Exercise requirements: Reproduce every entry exactly, without alteration.

[Saved entries]

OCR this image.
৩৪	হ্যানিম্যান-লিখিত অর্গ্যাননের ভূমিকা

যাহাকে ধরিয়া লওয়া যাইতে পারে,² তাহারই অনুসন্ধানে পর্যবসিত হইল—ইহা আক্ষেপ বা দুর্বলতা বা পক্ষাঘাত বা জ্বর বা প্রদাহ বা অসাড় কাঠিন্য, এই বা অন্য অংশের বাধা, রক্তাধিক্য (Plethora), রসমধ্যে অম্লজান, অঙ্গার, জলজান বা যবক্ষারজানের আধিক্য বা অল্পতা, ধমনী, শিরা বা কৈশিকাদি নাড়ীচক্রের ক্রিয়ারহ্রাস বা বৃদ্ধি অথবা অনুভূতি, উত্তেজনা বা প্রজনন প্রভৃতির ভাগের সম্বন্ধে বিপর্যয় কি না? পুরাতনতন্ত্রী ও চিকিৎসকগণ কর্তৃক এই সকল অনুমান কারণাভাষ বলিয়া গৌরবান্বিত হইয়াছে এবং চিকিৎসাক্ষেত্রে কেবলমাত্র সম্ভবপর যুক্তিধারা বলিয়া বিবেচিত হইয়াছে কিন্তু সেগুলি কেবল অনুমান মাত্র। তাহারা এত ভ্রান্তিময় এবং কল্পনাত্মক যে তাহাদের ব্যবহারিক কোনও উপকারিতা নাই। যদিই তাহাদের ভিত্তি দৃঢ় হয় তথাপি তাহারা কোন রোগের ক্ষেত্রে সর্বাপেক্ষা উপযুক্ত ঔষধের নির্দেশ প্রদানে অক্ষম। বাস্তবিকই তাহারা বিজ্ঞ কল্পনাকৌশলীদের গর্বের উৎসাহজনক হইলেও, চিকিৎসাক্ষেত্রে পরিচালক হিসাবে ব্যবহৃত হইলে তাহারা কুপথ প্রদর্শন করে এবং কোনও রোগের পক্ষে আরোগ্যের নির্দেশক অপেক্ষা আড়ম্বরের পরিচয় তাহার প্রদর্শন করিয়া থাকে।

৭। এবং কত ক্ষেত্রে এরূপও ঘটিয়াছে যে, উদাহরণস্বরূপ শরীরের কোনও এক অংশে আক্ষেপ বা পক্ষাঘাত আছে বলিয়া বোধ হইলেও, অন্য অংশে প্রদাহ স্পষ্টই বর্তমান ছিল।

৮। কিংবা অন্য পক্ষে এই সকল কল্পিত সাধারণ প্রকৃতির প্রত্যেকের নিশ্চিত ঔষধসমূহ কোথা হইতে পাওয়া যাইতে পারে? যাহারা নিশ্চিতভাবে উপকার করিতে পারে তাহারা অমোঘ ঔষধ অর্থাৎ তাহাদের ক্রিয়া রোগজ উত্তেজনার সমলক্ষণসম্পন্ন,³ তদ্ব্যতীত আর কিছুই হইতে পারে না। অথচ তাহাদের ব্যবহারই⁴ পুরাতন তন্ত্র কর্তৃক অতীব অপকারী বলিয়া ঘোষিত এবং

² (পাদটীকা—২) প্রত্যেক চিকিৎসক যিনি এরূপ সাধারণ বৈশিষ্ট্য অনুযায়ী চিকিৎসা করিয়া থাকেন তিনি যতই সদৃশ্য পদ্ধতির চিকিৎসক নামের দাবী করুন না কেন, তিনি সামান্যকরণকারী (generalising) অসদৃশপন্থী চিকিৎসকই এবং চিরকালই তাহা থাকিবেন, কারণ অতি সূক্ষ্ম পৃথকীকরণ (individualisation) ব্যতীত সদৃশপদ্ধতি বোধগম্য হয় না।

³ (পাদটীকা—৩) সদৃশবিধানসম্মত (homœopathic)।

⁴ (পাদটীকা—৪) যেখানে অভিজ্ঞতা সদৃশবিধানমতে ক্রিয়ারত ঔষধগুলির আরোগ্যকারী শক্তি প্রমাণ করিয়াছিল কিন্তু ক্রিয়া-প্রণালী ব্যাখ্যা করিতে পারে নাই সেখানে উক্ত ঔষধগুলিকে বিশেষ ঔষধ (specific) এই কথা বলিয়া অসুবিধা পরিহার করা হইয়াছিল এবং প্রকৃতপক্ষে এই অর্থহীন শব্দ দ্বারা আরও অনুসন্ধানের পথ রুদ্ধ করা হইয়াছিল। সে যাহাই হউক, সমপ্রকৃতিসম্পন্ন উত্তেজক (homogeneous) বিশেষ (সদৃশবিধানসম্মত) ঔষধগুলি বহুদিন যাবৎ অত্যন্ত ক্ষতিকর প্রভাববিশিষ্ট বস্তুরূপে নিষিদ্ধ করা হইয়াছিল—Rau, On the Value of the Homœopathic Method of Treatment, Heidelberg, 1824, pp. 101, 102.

Solved exercise:
OCR this image.
৩৪	হ্যানিম্যান-লিখিত অর্গ্যাননের ভূমিকা

যাহাকে ধরিয়া লওয়া যাইতে পারে,² তাহারই অনুসন্ধানে পর্যবসিত হইল—ইহা আক্ষেপ বা দুর্বলতা বা পক্ষাঘাত বা জ্বর বা প্রদাহ বা অসাড় কাঠিন্য, এই বা অন্য অংশের বাধা, রক্তাধিক্য (Plethora), রসমধ্যে অম্লজান, অঙ্গার, জলজান বা যবক্ষারজানের আধিক্য বা অল্পতা, ধমনী, শিরা বা কৈশিকাদি নাড়ীচক্রের ক্রিয়ারহ্রাস বা বৃদ্ধি অথবা অনুভূতি, উত্তেজনা বা প্রজনন প্রভৃতির ভাগের সম্বন্ধে বিপর্যয় কি না? পুরাতনতন্ত্রী ও চিকিৎসকগণ কর্তৃক এই সকল অনুমান কারণাভাষ বলিয়া গৌরবান্বিত হইয়াছে এবং চিকিৎসাক্ষেত্রে কেবলমাত্র সম্ভবপর যুক্তিধারা বলিয়া বিবেচিত হইয়াছে কিন্তু সেগুলি কেবল অনুমান মাত্র। তাহারা এত ভ্রান্তিময় এবং কল্পনাত্মক যে তাহাদের ব্যবহারিক কোনও উপকারিতা নাই। যদিই তাহাদের ভিত্তি দৃঢ় হয় তথাপি তাহারা কোন রোগের ক্ষেত্রে সর্বাপেক্ষা উপযুক্ত ঔষধের নির্দেশ প্রদানে অক্ষম। বাস্তবিকই তাহারা বিজ্ঞ কল্পনাকৌশলীদের গর্বের উৎসাহজনক হইলেও, চিকিৎসাক্ষেত্রে পরিচালক হিসাবে ব্যবহৃত হইলে তাহারা কুপথ প্রদর্শন করে এবং কোনও রোগের পক্ষে আরোগ্যের নির্দেশক অপেক্ষা আড়ম্বরের পরিচয় তাহার প্রদর্শন করিয়া থাকে।

৭। এবং কত ক্ষেত্রে এরূপও ঘটিয়াছে যে, উদাহরণস্বরূপ শরীরের কোনও এক অংশে আক্ষেপ বা পক্ষাঘাত আছে বলিয়া বোধ হইলেও, অন্য অংশে প্রদাহ স্পষ্টই বর্তমান ছিল।

৮। কিংবা অন্য পক্ষে এই সকল কল্পিত সাধারণ প্রকৃতির প্রত্যেকের নিশ্চিত ঔষধসমূহ কোথা হইতে পাওয়া যাইতে পারে? যাহারা নিশ্চিতভাবে উপকার করিতে পারে তাহারা অমোঘ ঔষধ অর্থাৎ তাহাদের ক্রিয়া রোগজ উত্তেজনার সমলক্ষণসম্পন্ন,³ তদ্ব্যতীত আর কিছুই হইতে পারে না। অথচ তাহাদের ব্যবহারই⁴ পুরাতন তন্ত্র কর্তৃক অতীব অপকারী বলিয়া ঘোষিত এবং

² (পাদটীকা—২) প্রত্যেক চিকিৎসক যিনি এরূপ সাধারণ বৈশিষ্ট্য অনুযায়ী চিকিৎসা করিয়া থাকেন তিনি যতই সদৃশ্য পদ্ধতির চিকিৎসক নামের দাবী করুন না কেন, তিনি সামান্যকরণকারী (generalising) অসদৃশপন্থী চিকিৎসকই এবং চিরকালই তাহা থাকিবেন, কারণ অতি সূক্ষ্ম পৃথকীকরণ (individualisation) ব্যতীত সদৃশপদ্ধতি বোধগম্য হয় না।

³ (পাদটীকা—৩) সদৃশবিধানসম্মত (homœopathic)।

⁴ (পাদটীকা—৪) যেখানে অভিজ্ঞতা সদৃশবিধানমতে ক্রিয়ারত ঔষধগুলির আরোগ্যকারী শক্তি প্রমাণ করিয়াছিল কিন্তু ক্রিয়া-প্রণালী ব্যাখ্যা করিতে পারে নাই সেখানে উক্ত ঔষধগুলিকে বিশেষ ঔষধ (specific) এই কথা বলিয়া অসুবিধা পরিহার করা হইয়াছিল এবং প্রকৃতপক্ষে এই অর্থহীন শব্দ দ্বারা আরও অনুসন্ধানের পথ রুদ্ধ করা হইয়াছিল। সে যাহাই হউক, সমপ্রকৃতিসম্পন্ন উত্তেজক (homogeneous) বিশেষ (সদৃশবিধানসম্মত) ঔষধগুলি বহুদিন যাবৎ অত্যন্ত ক্ষতিকর প্রভাববিশিষ্ট বস্তুরূপে নিষিদ্ধ করা হইয়াছিল—Rau, On the Value of the Homœopathic Method of Treatment, Heidelberg, 1824, pp. 101, 102.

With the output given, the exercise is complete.